All the entries need to be quoted exactly, apart from the pictures, which you should drop.

****

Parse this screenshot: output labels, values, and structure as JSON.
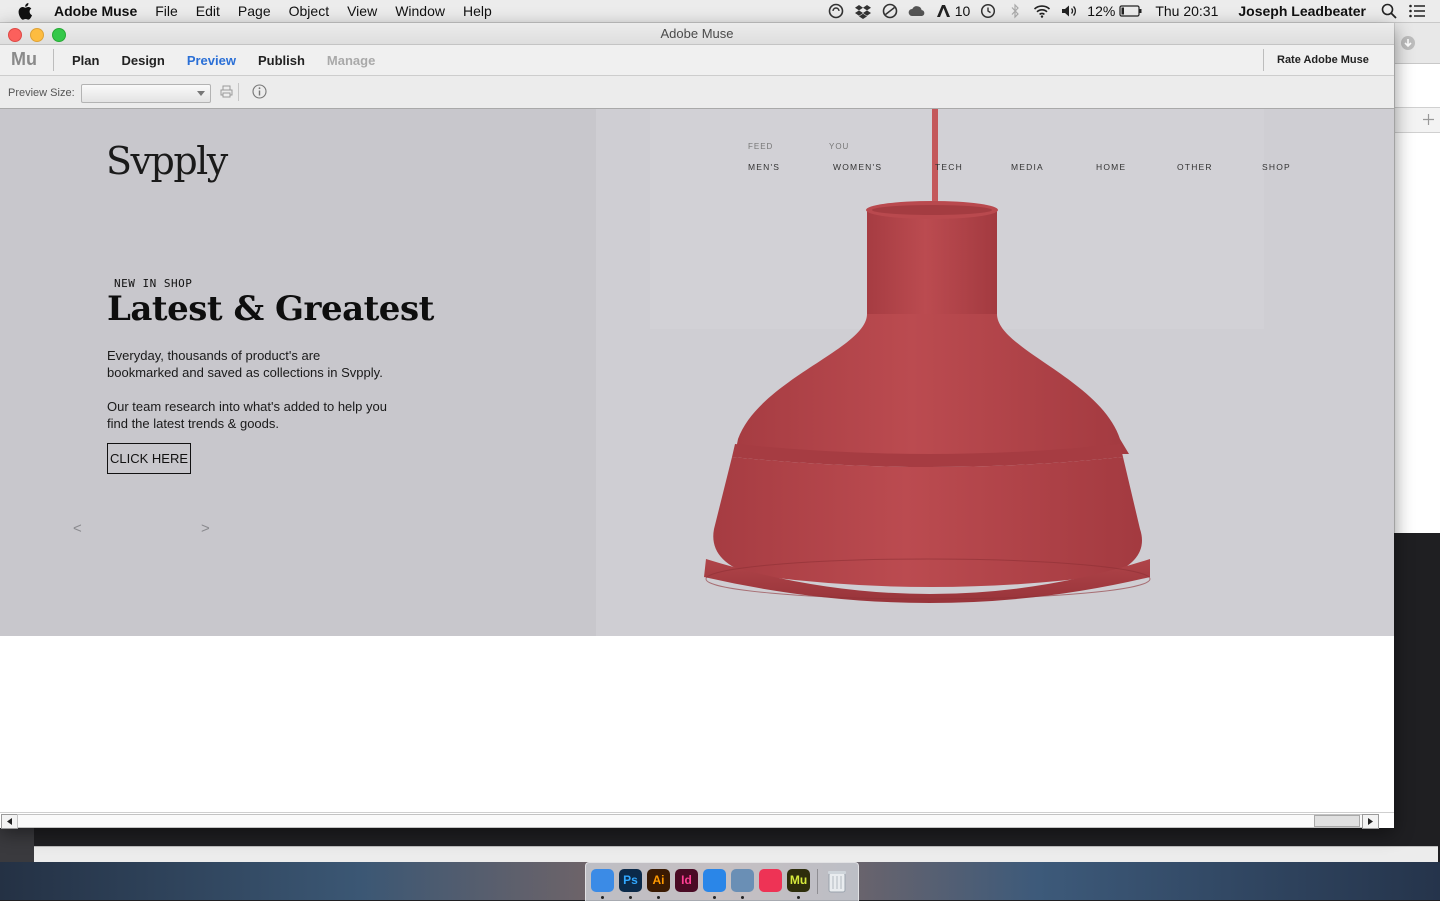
{
  "menubar": {
    "app_name": "Adobe Muse",
    "menus": [
      "File",
      "Edit",
      "Page",
      "Object",
      "View",
      "Window",
      "Help"
    ],
    "status": {
      "badge_count": "10",
      "battery": "12%",
      "clock": "Thu 20:31",
      "user": "Joseph Leadbeater"
    }
  },
  "window": {
    "title": "Adobe Muse",
    "logo": "Mu",
    "tabs": [
      {
        "label": "Plan",
        "state": "normal"
      },
      {
        "label": "Design",
        "state": "normal"
      },
      {
        "label": "Preview",
        "state": "active"
      },
      {
        "label": "Publish",
        "state": "normal"
      },
      {
        "label": "Manage",
        "state": "disabled"
      }
    ],
    "rate_label": "Rate Adobe Muse",
    "preview_size_label": "Preview Size:",
    "preview_size_value": ""
  },
  "site": {
    "logo": "Svpply",
    "nav_top": [
      "FEED",
      "YOU"
    ],
    "nav": [
      "MEN'S",
      "WOMEN'S",
      "TECH",
      "MEDIA",
      "HOME",
      "OTHER",
      "SHOP"
    ],
    "kicker": "NEW IN SHOP",
    "headline": "Latest & Greatest",
    "paragraph1": [
      "Everyday, thousands of product's are",
      "bookmarked and saved as collections in Svpply."
    ],
    "paragraph2": [
      "Our team research into what's added to help you",
      "find the latest trends & goods."
    ],
    "cta": "CLICK HERE",
    "prev_arrow": "<",
    "next_arrow": ">"
  },
  "dock": {
    "apps": [
      {
        "name": "Finder",
        "glyph": "",
        "color": "#3b8be6",
        "running": true
      },
      {
        "name": "Photoshop",
        "glyph": "Ps",
        "color": "#0b2a4a",
        "running": true
      },
      {
        "name": "Illustrator",
        "glyph": "Ai",
        "color": "#3a1a02",
        "running": true
      },
      {
        "name": "InDesign",
        "glyph": "Id",
        "color": "#4a0a24",
        "running": false
      },
      {
        "name": "Safari",
        "glyph": "",
        "color": "#2a86e8",
        "running": true
      },
      {
        "name": "Preview",
        "glyph": "",
        "color": "#6a8fb5",
        "running": true
      },
      {
        "name": "iTunes",
        "glyph": "",
        "color": "#ee3355",
        "running": false
      },
      {
        "name": "Muse",
        "glyph": "Mu",
        "color": "#2d2d0b",
        "running": true
      }
    ]
  },
  "colors": {
    "lamp": "#b8474c",
    "accent": "#2a6fd6",
    "hero_bg": "#c8c7cc"
  }
}
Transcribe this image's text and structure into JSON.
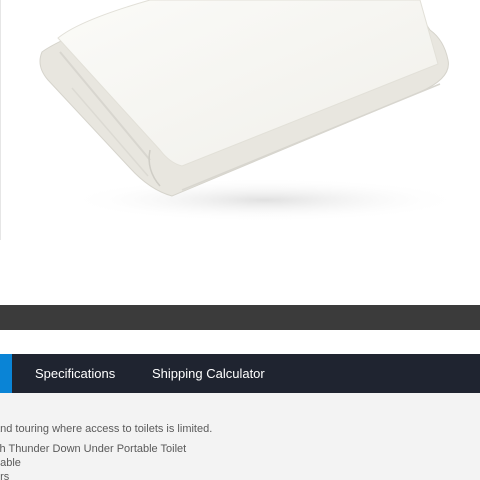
{
  "product_image": {
    "alt": "Folded white bag"
  },
  "tabs": [
    {
      "label": "Specifications"
    },
    {
      "label": "Shipping Calculator"
    }
  ],
  "description": {
    "text": "and touring where access to toilets is limited.",
    "features": [
      "ith Thunder Down Under Portable Toilet",
      "dable",
      "ers"
    ]
  },
  "colors": {
    "tab_bar": "#1f2430",
    "active_tab_indicator": "#0a84d6",
    "dark_bar": "#3b3b3b",
    "content_bg": "#f3f3f3"
  }
}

****

Response to this exercise>
Parse this screenshot: output labels, values, and structure as JSON.
{
  "menubar": {
    "app_name": "Adobe Muse",
    "menus": [
      "File",
      "Edit",
      "Page",
      "Object",
      "View",
      "Window",
      "Help"
    ],
    "status": {
      "badge_count": "10",
      "battery": "12%",
      "clock": "Thu 20:31",
      "user": "Joseph Leadbeater"
    }
  },
  "window": {
    "title": "Adobe Muse",
    "logo": "Mu",
    "tabs": [
      {
        "label": "Plan",
        "state": "normal"
      },
      {
        "label": "Design",
        "state": "normal"
      },
      {
        "label": "Preview",
        "state": "active"
      },
      {
        "label": "Publish",
        "state": "normal"
      },
      {
        "label": "Manage",
        "state": "disabled"
      }
    ],
    "rate_label": "Rate Adobe Muse",
    "preview_size_label": "Preview Size:",
    "preview_size_value": ""
  },
  "site": {
    "logo": "Svpply",
    "nav_top": [
      "FEED",
      "YOU"
    ],
    "nav": [
      "MEN'S",
      "WOMEN'S",
      "TECH",
      "MEDIA",
      "HOME",
      "OTHER",
      "SHOP"
    ],
    "kicker": "NEW IN SHOP",
    "headline": "Latest & Greatest",
    "paragraph1": [
      "Everyday, thousands of product's are",
      "bookmarked and saved as collections in Svpply."
    ],
    "paragraph2": [
      "Our team research into what's added to help you",
      "find the latest trends & goods."
    ],
    "cta": "CLICK HERE",
    "prev_arrow": "<",
    "next_arrow": ">"
  },
  "dock": {
    "apps": [
      {
        "name": "Finder",
        "glyph": "",
        "color": "#3b8be6",
        "running": true
      },
      {
        "name": "Photoshop",
        "glyph": "Ps",
        "color": "#0b2a4a",
        "running": true
      },
      {
        "name": "Illustrator",
        "glyph": "Ai",
        "color": "#3a1a02",
        "running": true
      },
      {
        "name": "InDesign",
        "glyph": "Id",
        "color": "#4a0a24",
        "running": false
      },
      {
        "name": "Safari",
        "glyph": "",
        "color": "#2a86e8",
        "running": true
      },
      {
        "name": "Preview",
        "glyph": "",
        "color": "#6a8fb5",
        "running": true
      },
      {
        "name": "iTunes",
        "glyph": "",
        "color": "#ee3355",
        "running": false
      },
      {
        "name": "Muse",
        "glyph": "Mu",
        "color": "#2d2d0b",
        "running": true
      }
    ]
  },
  "colors": {
    "lamp": "#b8474c",
    "accent": "#2a6fd6",
    "hero_bg": "#c8c7cc"
  }
}
Transcribe this image's text and structure into JSON.
{
  "product_image": {
    "alt": "Folded white bag"
  },
  "tabs": [
    {
      "label": "Specifications"
    },
    {
      "label": "Shipping Calculator"
    }
  ],
  "description": {
    "text": "and touring where access to toilets is limited.",
    "features": [
      "ith Thunder Down Under Portable Toilet",
      "dable",
      "ers"
    ]
  },
  "colors": {
    "tab_bar": "#1f2430",
    "active_tab_indicator": "#0a84d6",
    "dark_bar": "#3b3b3b",
    "content_bg": "#f3f3f3"
  }
}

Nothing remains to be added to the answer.